start Record list
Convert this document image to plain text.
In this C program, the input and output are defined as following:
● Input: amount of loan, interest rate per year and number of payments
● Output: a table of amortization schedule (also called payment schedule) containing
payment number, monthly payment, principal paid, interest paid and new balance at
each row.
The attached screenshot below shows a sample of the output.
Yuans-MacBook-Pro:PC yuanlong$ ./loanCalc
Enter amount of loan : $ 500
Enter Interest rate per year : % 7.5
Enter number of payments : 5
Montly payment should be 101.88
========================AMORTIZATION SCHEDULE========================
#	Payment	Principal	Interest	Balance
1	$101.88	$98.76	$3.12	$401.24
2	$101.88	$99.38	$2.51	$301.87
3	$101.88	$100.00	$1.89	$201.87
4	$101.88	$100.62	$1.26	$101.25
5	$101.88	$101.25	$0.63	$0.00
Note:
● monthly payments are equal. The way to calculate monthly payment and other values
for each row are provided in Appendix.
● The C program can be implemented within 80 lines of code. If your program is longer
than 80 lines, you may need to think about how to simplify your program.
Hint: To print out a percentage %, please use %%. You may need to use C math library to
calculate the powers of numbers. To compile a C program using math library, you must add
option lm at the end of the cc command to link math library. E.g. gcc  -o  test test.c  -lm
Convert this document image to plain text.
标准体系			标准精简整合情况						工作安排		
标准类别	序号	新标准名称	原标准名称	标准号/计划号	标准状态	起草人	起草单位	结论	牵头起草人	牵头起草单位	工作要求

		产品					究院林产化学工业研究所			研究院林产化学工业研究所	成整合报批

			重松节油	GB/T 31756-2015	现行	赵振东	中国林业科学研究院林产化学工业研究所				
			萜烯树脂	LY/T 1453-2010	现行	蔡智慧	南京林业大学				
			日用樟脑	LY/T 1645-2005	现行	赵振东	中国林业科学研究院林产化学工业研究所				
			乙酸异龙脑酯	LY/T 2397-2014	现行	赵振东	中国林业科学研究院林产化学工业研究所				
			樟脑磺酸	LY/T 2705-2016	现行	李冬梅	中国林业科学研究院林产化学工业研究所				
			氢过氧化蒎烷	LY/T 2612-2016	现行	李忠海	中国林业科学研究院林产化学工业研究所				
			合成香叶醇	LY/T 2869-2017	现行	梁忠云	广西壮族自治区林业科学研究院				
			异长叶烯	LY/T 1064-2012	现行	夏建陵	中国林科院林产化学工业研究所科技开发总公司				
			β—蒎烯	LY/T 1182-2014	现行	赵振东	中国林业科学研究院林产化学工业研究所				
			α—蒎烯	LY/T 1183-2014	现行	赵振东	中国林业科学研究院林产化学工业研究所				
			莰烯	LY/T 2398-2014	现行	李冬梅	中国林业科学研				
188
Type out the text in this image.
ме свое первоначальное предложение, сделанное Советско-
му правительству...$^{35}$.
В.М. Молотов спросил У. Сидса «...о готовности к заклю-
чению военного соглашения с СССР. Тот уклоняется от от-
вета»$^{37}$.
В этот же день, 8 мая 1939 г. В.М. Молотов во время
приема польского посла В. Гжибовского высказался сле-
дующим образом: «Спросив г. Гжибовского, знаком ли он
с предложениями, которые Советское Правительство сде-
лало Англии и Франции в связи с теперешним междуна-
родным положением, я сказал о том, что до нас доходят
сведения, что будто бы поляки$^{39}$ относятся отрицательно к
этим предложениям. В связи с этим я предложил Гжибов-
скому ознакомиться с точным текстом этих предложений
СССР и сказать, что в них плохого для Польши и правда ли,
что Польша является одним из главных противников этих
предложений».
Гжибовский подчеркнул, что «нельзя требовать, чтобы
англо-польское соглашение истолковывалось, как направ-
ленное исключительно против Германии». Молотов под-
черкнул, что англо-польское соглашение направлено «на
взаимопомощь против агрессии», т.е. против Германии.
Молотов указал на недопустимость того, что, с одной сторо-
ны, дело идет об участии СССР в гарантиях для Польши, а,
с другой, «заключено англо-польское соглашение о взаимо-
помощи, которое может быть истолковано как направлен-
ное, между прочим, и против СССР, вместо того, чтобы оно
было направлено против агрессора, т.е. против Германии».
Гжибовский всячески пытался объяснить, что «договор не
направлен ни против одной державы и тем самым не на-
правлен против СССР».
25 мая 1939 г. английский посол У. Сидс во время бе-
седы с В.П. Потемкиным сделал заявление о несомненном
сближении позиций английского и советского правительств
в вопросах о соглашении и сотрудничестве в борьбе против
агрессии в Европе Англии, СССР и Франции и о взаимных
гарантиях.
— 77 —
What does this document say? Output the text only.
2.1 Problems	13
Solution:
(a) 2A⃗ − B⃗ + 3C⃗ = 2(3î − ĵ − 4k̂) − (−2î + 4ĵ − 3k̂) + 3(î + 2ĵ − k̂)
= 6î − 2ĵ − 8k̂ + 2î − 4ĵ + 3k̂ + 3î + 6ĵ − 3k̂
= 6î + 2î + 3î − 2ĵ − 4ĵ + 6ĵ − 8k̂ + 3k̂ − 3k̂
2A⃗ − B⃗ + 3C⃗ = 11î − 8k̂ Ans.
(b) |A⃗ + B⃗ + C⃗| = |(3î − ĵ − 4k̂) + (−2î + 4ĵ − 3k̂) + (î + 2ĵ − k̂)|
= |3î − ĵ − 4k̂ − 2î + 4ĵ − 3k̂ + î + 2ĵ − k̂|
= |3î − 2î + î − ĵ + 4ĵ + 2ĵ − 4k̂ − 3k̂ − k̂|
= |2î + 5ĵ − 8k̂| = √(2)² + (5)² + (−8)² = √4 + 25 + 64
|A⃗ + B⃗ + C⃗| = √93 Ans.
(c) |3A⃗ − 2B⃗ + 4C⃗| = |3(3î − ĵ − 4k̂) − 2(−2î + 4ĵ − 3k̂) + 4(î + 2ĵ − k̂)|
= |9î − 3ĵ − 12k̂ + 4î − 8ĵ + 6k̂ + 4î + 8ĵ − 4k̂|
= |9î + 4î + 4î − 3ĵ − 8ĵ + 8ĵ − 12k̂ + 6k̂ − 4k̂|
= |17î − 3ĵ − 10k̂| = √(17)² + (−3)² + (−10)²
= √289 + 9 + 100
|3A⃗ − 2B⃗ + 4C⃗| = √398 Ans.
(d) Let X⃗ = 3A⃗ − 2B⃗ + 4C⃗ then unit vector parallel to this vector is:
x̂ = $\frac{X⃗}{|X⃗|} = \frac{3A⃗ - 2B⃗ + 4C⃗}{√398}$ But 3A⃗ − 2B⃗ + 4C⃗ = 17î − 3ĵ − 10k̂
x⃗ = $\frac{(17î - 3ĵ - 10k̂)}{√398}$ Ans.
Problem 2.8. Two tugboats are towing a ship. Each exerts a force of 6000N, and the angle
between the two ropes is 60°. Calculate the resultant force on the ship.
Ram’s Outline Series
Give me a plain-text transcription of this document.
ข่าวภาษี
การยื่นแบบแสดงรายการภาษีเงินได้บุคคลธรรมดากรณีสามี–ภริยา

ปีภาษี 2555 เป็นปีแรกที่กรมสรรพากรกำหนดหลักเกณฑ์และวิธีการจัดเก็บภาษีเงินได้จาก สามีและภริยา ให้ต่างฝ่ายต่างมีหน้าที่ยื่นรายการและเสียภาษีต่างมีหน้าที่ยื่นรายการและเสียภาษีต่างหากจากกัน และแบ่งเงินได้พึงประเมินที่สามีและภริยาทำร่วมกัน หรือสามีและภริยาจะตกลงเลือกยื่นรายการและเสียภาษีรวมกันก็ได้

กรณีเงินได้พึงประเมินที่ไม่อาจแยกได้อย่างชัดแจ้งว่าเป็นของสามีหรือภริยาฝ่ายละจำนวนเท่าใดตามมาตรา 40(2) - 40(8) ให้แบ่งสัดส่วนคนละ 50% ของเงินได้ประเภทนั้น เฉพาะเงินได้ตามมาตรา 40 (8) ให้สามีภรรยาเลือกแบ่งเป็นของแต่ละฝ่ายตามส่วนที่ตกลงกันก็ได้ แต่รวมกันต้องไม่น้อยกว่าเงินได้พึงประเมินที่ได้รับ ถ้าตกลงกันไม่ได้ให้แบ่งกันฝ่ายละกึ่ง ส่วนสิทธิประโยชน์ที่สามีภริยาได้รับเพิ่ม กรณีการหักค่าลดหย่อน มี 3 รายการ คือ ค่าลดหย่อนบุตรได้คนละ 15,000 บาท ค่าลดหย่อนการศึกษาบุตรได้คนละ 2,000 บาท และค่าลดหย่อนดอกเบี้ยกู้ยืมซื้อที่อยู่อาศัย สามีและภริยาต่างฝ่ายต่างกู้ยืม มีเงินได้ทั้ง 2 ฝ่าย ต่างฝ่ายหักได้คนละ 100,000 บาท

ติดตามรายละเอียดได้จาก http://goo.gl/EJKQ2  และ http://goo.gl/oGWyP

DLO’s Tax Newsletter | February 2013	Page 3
end Record list
_What the exercise asks_
Count every line in the data where the string "время" occurs. Give nothing except the number.

_Expected output_
2